**Given request**
Write out each line of the material again, word for word.
[Begin]
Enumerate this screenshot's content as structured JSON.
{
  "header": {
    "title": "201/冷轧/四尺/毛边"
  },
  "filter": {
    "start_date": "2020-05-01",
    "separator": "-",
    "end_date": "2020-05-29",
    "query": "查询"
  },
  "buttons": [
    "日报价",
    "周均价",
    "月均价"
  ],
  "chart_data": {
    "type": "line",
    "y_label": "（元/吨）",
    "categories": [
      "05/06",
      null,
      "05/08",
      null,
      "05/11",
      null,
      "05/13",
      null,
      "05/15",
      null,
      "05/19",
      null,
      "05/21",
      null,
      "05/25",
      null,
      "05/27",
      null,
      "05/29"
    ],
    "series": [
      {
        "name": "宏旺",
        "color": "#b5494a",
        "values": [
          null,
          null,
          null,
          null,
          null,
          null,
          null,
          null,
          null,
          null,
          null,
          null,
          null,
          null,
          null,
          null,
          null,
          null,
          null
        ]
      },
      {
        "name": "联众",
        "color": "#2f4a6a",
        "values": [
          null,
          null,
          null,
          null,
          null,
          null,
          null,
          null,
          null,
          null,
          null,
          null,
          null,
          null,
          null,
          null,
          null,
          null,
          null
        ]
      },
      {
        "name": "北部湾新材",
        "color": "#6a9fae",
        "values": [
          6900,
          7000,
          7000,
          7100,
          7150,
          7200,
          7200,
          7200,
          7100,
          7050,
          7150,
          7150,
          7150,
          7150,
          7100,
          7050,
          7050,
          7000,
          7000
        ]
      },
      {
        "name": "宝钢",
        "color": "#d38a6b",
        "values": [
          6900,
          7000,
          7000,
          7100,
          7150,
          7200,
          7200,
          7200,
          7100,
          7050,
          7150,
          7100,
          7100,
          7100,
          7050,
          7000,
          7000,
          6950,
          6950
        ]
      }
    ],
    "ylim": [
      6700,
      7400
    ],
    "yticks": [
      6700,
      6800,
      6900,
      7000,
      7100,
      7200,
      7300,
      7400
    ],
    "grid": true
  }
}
[End]
**Expected answer**
Enumerate this screenshot's content as structured JSON.
{
  "header": {
    "title": "201/冷轧/四尺/毛边"
  },
  "filter": {
    "start_date": "2020-05-01",
    "separator": "-",
    "end_date": "2020-05-29",
    "query": "查询"
  },
  "buttons": [
    "日报价",
    "周均价",
    "月均价"
  ],
  "chart_data": {
    "type": "line",
    "y_label": "（元/吨）",
    "categories": [
      "05/06",
      null,
      "05/08",
      null,
      "05/11",
      null,
      "05/13",
      null,
      "05/15",
      null,
      "05/19",
      null,
      "05/21",
      null,
      "05/25",
      null,
      "05/27",
      null,
      "05/29"
    ],
    "series": [
      {
        "name": "宏旺",
        "color": "#b5494a",
        "values": [
          null,
          null,
          null,
          null,
          null,
          null,
          null,
          null,
          null,
          null,
          null,
          null,
          null,
          null,
          null,
          null,
          null,
          null,
          null
        ]
      },
      {
        "name": "联众",
        "color": "#2f4a6a",
        "values": [
          null,
          null,
          null,
          null,
          null,
          null,
          null,
          null,
          null,
          null,
          null,
          null,
          null,
          null,
          null,
          null,
          null,
          null,
          null
        ]
      },
      {
        "name": "北部湾新材",
        "color": "#6a9fae",
        "values": [
          6900,
          7000,
          7000,
          7100,
          7150,
          7200,
          7200,
          7200,
          7100,
          7050,
          7150,
          7150,
          7150,
          7150,
          7100,
          7050,
          7050,
          7000,
          7000
        ]
      },
      {
        "name": "宝钢",
        "color": "#d38a6b",
        "values": [
          6900,
          7000,
          7000,
          7100,
          7150,
          7200,
          7200,
          7200,
          7100,
          7050,
          7150,
          7100,
          7100,
          7100,
          7050,
          7000,
          7000,
          6950,
          6950
        ]
      }
    ],
    "ylim": [
      6700,
      7400
    ],
    "yticks": [
      6700,
      6800,
      6900,
      7000,
      7100,
      7200,
      7300,
      7400
    ],
    "grid": true
  }
}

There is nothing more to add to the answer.